Stated task:
No images are to be carried over; print all other material exactly as it stands.

Provided information:

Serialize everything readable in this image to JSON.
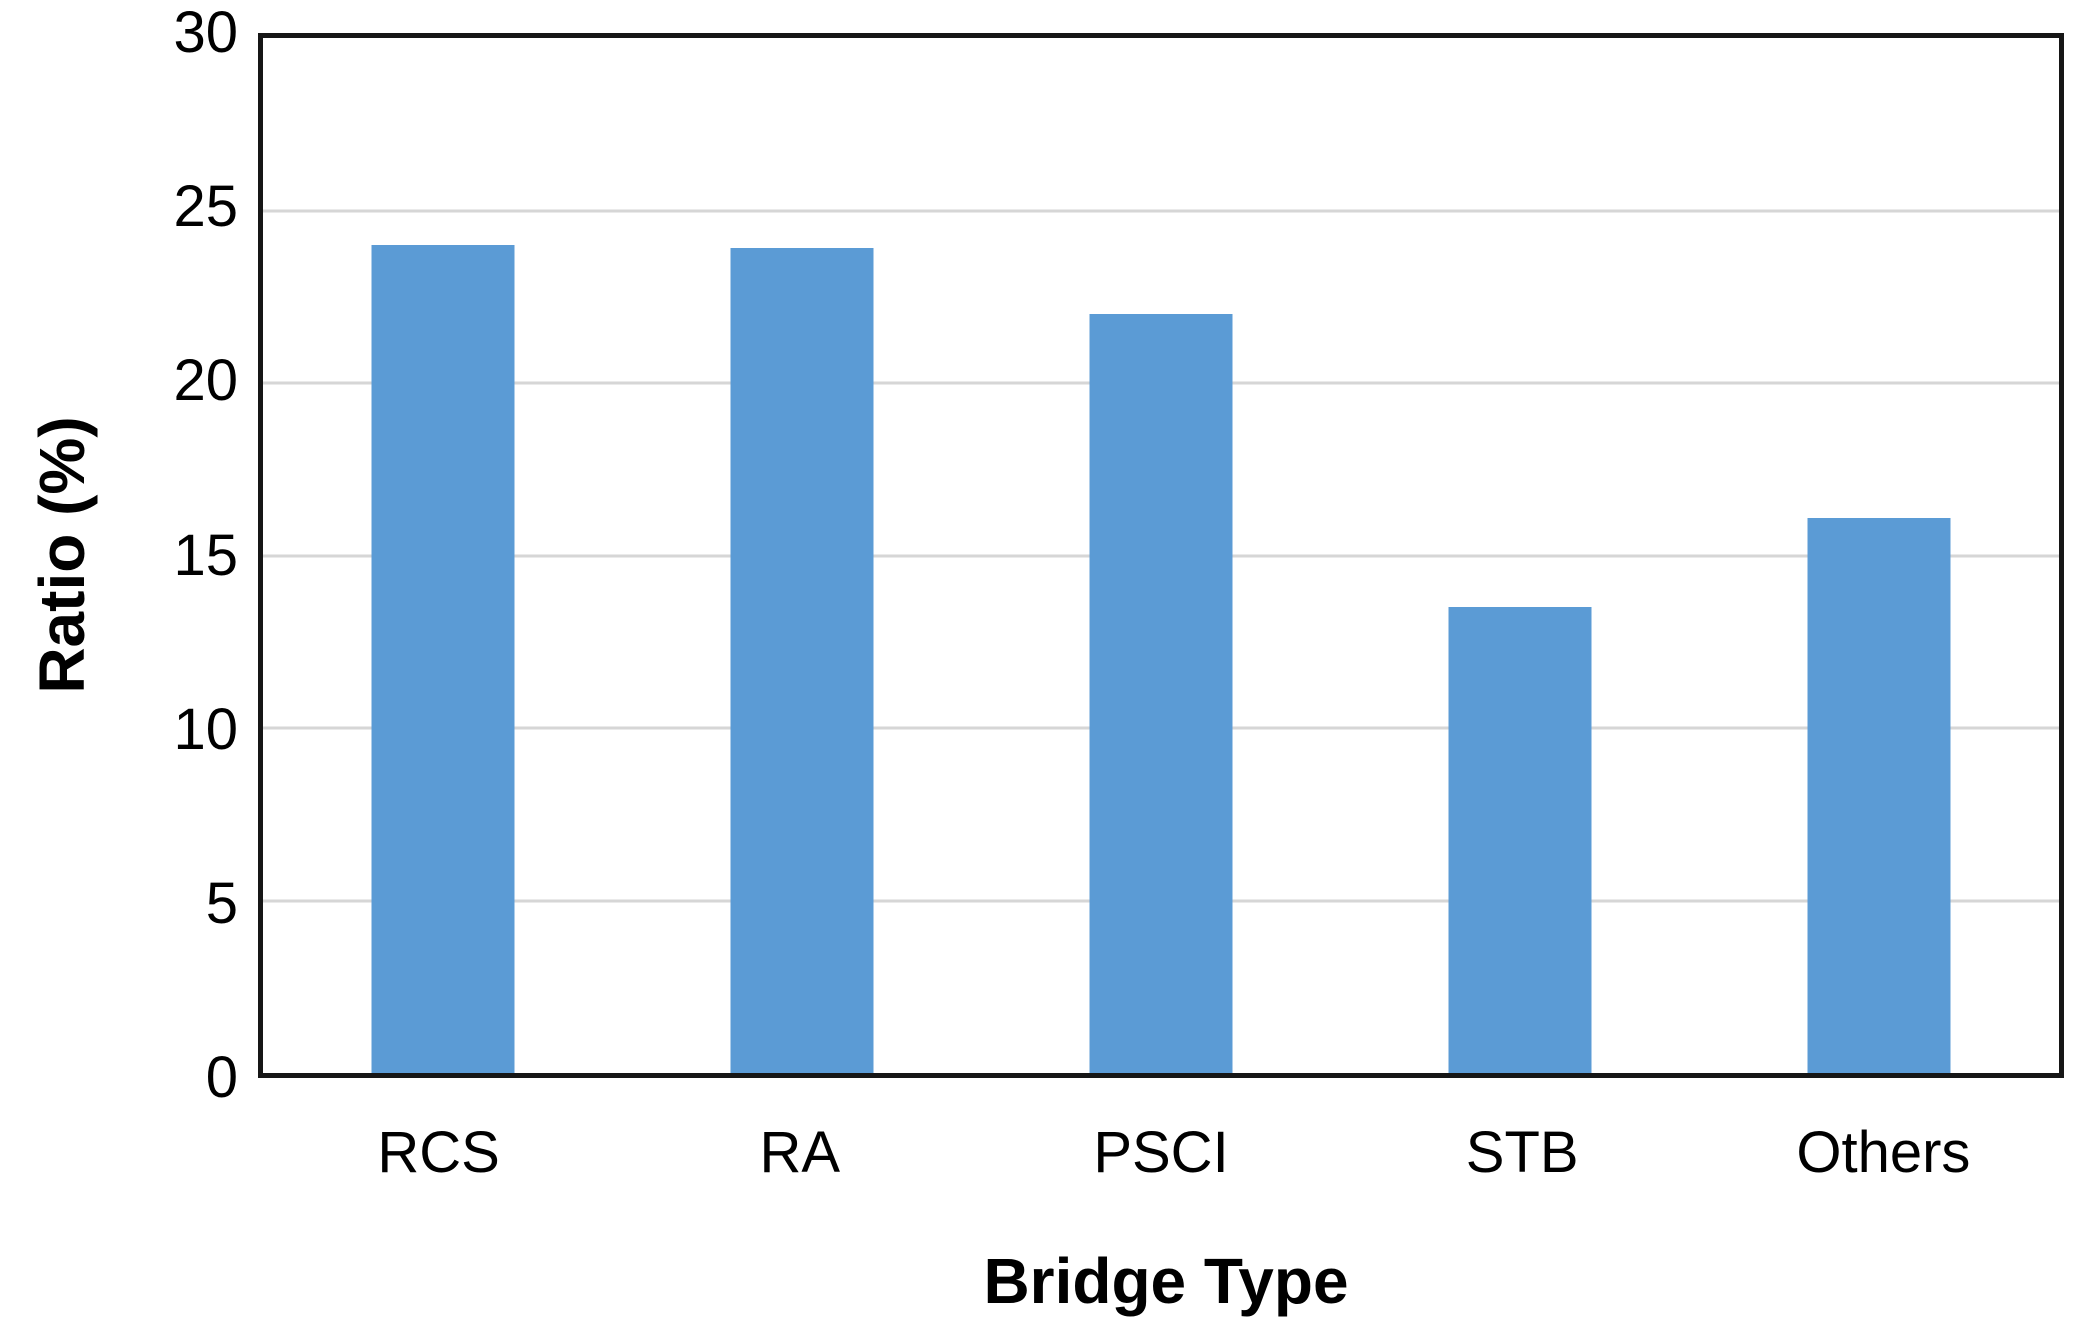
{
  "chart_data": {
    "type": "bar",
    "categories": [
      "RCS",
      "RA",
      "PSCI",
      "STB",
      "Others"
    ],
    "values": [
      24.0,
      23.9,
      22.0,
      13.5,
      16.1
    ],
    "title": "",
    "xlabel": "Bridge Type",
    "ylabel": "Ratio (%)",
    "ylim": [
      0,
      30
    ],
    "yticks": [
      0,
      5,
      10,
      15,
      20,
      25,
      30
    ],
    "grid": "horizontal-only",
    "legend": "none",
    "colors": {
      "bar_fill": "#5B9BD5",
      "gridline": "#D6D6D6",
      "axis_frame": "#161616",
      "text": "#000000",
      "background": "#FFFFFF"
    }
  }
}
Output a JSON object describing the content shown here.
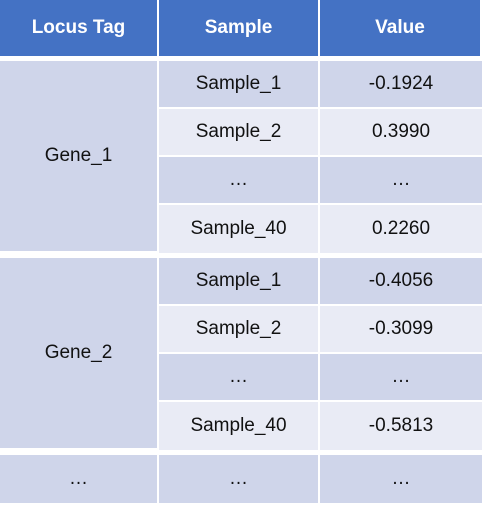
{
  "table": {
    "headers": [
      "Locus Tag",
      "Sample",
      "Value"
    ],
    "groups": [
      {
        "locus": "Gene_1",
        "rows": [
          {
            "sample": "Sample_1",
            "value": "-0.1924"
          },
          {
            "sample": "Sample_2",
            "value": "0.3990"
          },
          {
            "sample": "…",
            "value": "…"
          },
          {
            "sample": "Sample_40",
            "value": "0.2260"
          }
        ]
      },
      {
        "locus": "Gene_2",
        "rows": [
          {
            "sample": "Sample_1",
            "value": "-0.4056"
          },
          {
            "sample": "Sample_2",
            "value": "-0.3099"
          },
          {
            "sample": "…",
            "value": "…"
          },
          {
            "sample": "Sample_40",
            "value": "-0.5813"
          }
        ]
      }
    ],
    "last_row": {
      "locus": "…",
      "sample": "…",
      "value": "…"
    }
  }
}
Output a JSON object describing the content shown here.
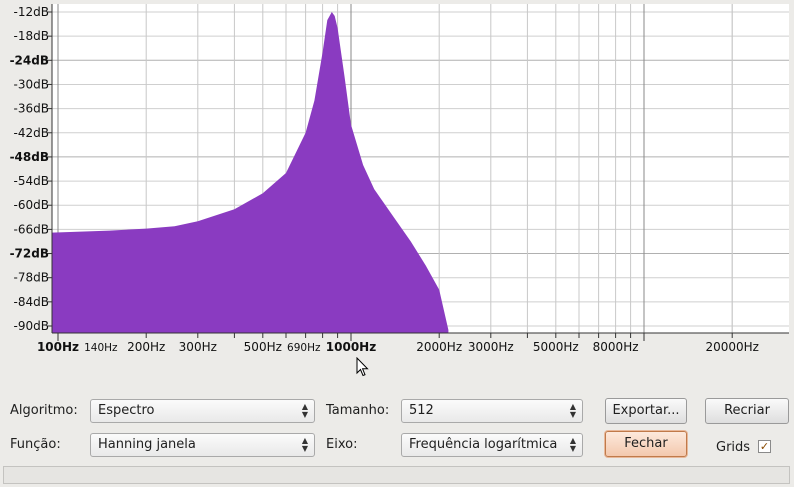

Final result:
Serialize everything readable in this image to JSON.
{
  "chart_data": {
    "type": "bar",
    "categories": [
      "RCS",
      "RA",
      "PSCI",
      "STB",
      "Others"
    ],
    "values": [
      24.0,
      23.9,
      22.0,
      13.5,
      16.1
    ],
    "title": "",
    "xlabel": "Bridge Type",
    "ylabel": "Ratio (%)",
    "ylim": [
      0,
      30
    ],
    "yticks": [
      0,
      5,
      10,
      15,
      20,
      25,
      30
    ],
    "grid": "horizontal-only",
    "legend": "none",
    "colors": {
      "bar_fill": "#5B9BD5",
      "gridline": "#D6D6D6",
      "axis_frame": "#161616",
      "text": "#000000",
      "background": "#FFFFFF"
    }
  }
}
Output a JSON object describing the content shown here.
{
  "table": {
    "headers": [
      "Locus Tag",
      "Sample",
      "Value"
    ],
    "groups": [
      {
        "locus": "Gene_1",
        "rows": [
          {
            "sample": "Sample_1",
            "value": "-0.1924"
          },
          {
            "sample": "Sample_2",
            "value": "0.3990"
          },
          {
            "sample": "…",
            "value": "…"
          },
          {
            "sample": "Sample_40",
            "value": "0.2260"
          }
        ]
      },
      {
        "locus": "Gene_2",
        "rows": [
          {
            "sample": "Sample_1",
            "value": "-0.4056"
          },
          {
            "sample": "Sample_2",
            "value": "-0.3099"
          },
          {
            "sample": "…",
            "value": "…"
          },
          {
            "sample": "Sample_40",
            "value": "-0.5813"
          }
        ]
      }
    ],
    "last_row": {
      "locus": "…",
      "sample": "…",
      "value": "…"
    }
  }
}
Output a JSON object describing the content shown here.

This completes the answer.